## begin RECORDS SUPPLIED
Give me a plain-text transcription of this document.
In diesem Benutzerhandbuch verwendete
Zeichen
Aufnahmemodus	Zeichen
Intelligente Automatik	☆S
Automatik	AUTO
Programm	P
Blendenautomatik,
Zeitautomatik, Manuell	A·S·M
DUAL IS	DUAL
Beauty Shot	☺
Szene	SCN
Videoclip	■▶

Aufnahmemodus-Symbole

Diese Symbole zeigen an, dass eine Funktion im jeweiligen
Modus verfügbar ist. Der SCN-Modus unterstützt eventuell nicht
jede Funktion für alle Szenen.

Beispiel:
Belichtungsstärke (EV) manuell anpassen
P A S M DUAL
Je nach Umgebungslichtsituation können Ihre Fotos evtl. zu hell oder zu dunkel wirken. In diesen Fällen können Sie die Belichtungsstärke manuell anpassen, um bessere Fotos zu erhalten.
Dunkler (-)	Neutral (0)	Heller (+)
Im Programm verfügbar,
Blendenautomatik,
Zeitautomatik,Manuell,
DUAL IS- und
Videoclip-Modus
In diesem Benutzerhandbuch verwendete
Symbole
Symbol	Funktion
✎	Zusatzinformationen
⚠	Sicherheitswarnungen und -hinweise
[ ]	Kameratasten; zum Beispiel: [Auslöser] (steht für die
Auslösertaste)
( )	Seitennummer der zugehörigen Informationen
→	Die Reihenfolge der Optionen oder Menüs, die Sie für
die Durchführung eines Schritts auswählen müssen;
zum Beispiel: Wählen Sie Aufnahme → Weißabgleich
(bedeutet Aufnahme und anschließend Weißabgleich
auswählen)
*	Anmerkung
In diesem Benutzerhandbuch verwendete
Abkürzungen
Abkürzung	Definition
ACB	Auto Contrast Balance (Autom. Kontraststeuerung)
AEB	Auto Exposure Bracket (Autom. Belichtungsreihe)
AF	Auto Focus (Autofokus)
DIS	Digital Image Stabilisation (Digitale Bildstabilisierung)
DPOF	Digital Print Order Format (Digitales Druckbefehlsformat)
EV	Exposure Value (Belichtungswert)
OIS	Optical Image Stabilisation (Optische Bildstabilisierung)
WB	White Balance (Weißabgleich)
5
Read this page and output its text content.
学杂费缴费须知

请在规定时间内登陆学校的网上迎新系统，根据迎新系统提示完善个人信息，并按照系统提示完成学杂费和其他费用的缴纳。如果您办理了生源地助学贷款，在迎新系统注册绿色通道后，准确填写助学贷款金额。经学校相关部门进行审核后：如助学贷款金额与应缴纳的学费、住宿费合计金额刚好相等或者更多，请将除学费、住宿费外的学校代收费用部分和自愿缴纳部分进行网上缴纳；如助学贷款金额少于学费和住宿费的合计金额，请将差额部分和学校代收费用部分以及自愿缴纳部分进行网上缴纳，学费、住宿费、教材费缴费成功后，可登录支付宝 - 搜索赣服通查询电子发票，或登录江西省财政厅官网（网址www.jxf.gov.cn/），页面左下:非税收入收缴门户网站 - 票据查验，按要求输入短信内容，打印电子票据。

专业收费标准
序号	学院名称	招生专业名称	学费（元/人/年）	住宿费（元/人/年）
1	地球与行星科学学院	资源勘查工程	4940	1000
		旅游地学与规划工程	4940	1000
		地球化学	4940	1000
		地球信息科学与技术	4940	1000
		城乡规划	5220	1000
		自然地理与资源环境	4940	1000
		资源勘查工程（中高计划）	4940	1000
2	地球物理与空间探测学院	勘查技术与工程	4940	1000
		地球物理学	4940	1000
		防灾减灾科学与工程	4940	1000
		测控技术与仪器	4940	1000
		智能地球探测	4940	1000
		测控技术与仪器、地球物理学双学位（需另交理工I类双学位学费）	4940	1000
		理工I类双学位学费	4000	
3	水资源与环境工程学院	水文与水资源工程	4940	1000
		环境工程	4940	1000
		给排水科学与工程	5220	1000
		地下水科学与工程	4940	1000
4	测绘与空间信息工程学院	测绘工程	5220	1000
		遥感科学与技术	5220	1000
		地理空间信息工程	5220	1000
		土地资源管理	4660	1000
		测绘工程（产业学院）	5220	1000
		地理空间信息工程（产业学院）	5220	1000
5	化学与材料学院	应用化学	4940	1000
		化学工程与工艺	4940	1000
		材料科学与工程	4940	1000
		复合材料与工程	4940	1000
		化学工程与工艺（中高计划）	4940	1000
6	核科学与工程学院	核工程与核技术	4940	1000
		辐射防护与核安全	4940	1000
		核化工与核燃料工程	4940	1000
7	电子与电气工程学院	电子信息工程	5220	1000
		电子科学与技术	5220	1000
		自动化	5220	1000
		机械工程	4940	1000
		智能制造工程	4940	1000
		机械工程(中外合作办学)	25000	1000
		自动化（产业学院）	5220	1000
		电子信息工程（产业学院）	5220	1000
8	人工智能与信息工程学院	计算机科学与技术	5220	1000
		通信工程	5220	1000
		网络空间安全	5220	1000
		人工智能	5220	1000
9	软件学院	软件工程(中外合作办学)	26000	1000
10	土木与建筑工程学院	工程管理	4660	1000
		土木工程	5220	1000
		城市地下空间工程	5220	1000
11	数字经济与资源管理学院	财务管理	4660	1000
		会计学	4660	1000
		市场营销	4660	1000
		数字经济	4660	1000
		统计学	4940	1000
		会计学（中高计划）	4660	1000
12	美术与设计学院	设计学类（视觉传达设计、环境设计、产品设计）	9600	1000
## end RECORDS SUPPLIED
## begin RECORDS SUPPLIED
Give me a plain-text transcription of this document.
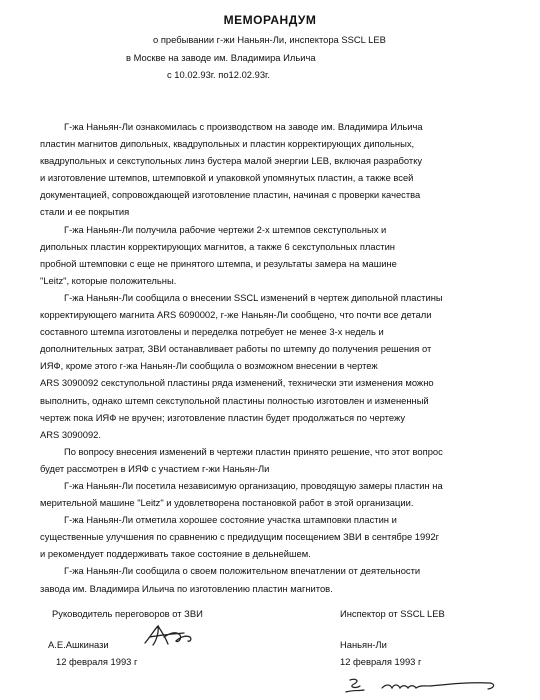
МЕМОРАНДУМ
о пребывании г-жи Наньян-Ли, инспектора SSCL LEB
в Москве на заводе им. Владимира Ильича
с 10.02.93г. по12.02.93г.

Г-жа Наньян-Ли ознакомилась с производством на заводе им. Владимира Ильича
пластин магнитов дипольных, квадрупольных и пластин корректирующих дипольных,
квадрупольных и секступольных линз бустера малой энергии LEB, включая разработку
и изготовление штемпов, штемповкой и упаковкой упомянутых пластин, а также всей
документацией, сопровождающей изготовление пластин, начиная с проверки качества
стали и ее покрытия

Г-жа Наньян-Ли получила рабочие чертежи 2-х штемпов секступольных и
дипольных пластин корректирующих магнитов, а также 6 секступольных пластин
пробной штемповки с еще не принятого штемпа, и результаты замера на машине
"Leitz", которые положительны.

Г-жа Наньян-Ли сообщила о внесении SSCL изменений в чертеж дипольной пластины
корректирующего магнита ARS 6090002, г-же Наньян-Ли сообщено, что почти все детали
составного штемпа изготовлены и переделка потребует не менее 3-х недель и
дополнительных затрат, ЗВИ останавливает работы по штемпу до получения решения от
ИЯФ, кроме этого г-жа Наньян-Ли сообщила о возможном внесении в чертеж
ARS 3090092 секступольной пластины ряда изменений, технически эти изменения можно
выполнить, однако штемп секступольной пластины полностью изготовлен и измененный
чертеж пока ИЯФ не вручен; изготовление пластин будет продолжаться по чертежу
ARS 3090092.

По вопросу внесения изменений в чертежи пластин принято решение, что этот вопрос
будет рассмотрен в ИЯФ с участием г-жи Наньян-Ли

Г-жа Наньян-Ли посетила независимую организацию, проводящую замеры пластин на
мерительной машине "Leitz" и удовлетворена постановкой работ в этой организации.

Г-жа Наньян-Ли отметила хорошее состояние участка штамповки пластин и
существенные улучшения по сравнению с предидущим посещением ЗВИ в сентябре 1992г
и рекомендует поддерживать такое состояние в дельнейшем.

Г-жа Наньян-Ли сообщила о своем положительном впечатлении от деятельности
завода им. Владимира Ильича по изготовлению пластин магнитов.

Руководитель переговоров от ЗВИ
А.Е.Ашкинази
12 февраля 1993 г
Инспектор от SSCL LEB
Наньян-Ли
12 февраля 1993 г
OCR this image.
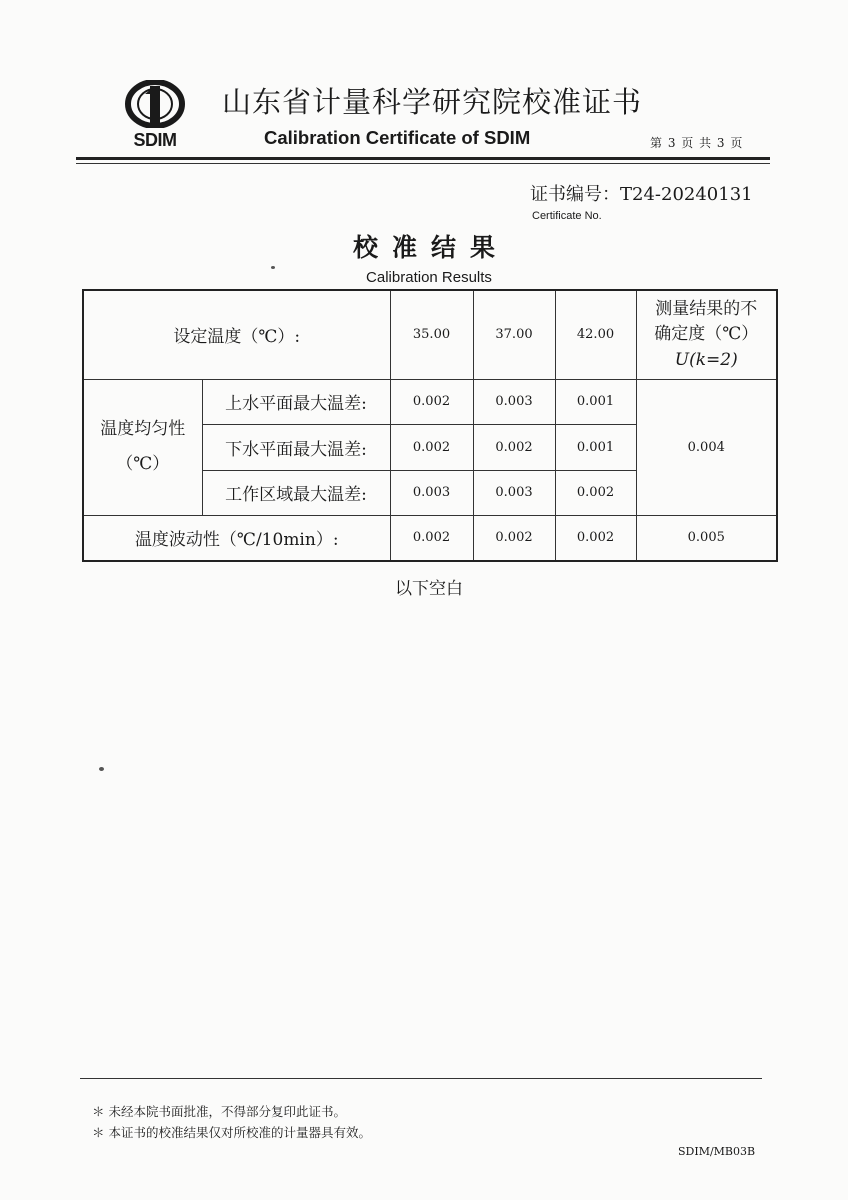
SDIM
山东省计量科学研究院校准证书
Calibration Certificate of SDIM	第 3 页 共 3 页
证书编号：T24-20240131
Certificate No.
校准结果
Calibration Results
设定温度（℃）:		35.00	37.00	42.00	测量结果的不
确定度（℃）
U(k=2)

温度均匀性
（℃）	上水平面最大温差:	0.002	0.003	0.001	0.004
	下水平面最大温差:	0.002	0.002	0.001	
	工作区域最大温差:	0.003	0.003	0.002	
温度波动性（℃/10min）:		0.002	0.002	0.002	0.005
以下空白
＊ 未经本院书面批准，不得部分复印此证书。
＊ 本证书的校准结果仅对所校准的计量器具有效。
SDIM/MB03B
## end RECORDS SUPPLIED
## GOAL
Return all lines of the material above in which the word "Leitz" occurs.

## CORRECT ANSWER
"Leitz", которые положительны.
мерительной машине "Leitz" и удовлетворена постановкой работ в этой организации.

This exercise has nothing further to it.